LISTED ENTRIES:
start

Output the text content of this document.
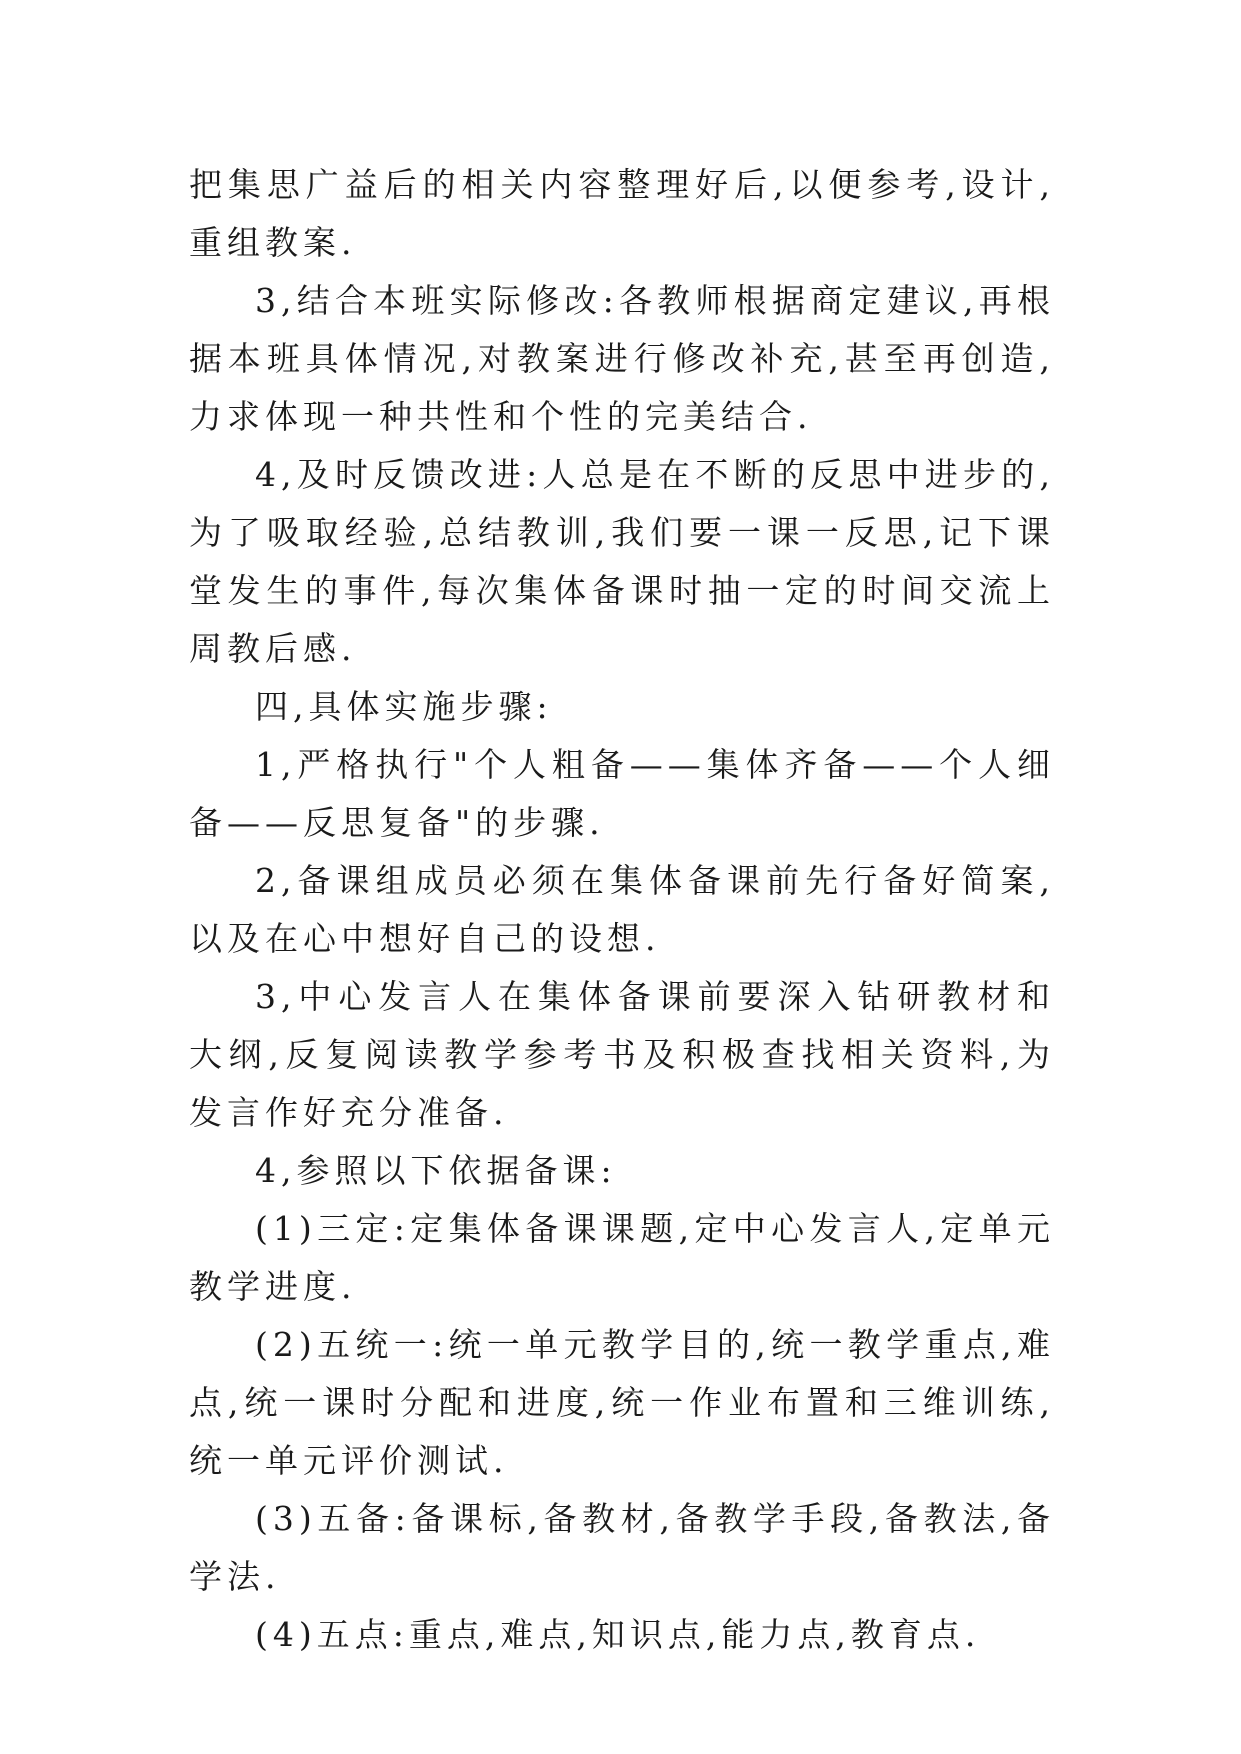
把集思广益后的相关内容整理好后,以便参考,设计,重组教案.

3,结合本班实际修改:各教师根据商定建议,再根据本班具体情况,对教案进行修改补充,甚至再创造,力求体现一种共性和个性的完美结合.

4,及时反馈改进:人总是在不断的反思中进步的,为了吸取经验,总结教训,我们要一课一反思,记下课堂发生的事件,每次集体备课时抽一定的时间交流上周教后感.

四,具体实施步骤:

1,严格执行"个人粗备——集体齐备——个人细备——反思复备"的步骤.

2,备课组成员必须在集体备课前先行备好简案,以及在心中想好自己的设想.

3,中心发言人在集体备课前要深入钻研教材和大纲,反复阅读教学参考书及积极查找相关资料,为发言作好充分准备.

4,参照以下依据备课:

(1)三定:定集体备课课题,定中心发言人,定单元教学进度.

(2)五统一:统一单元教学目的,统一教学重点,难点,统一课时分配和进度,统一作业布置和三维训练,统一单元评价测试.

(3)五备:备课标,备教材,备教学手段,备教法,备学法.

(4)五点:重点,难点,知识点,能力点,教育点.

end

EXERCISE TASK: Print all of the entries word for word. Omit the pictures they contain.

RESPONSE:
Output the text content of this document.
把集思广益后的相关内容整理好后,以便参考,设计,重组教案.

3,结合本班实际修改:各教师根据商定建议,再根据本班具体情况,对教案进行修改补充,甚至再创造,力求体现一种共性和个性的完美结合.

4,及时反馈改进:人总是在不断的反思中进步的,为了吸取经验,总结教训,我们要一课一反思,记下课堂发生的事件,每次集体备课时抽一定的时间交流上周教后感.

四,具体实施步骤:

1,严格执行"个人粗备——集体齐备——个人细备——反思复备"的步骤.

2,备课组成员必须在集体备课前先行备好简案,以及在心中想好自己的设想.

3,中心发言人在集体备课前要深入钻研教材和大纲,反复阅读教学参考书及积极查找相关资料,为发言作好充分准备.

4,参照以下依据备课:

(1)三定:定集体备课课题,定中心发言人,定单元教学进度.

(2)五统一:统一单元教学目的,统一教学重点,难点,统一课时分配和进度,统一作业布置和三维训练,统一单元评价测试.

(3)五备:备课标,备教材,备教学手段,备教法,备学法.

(4)五点:重点,难点,知识点,能力点,教育点.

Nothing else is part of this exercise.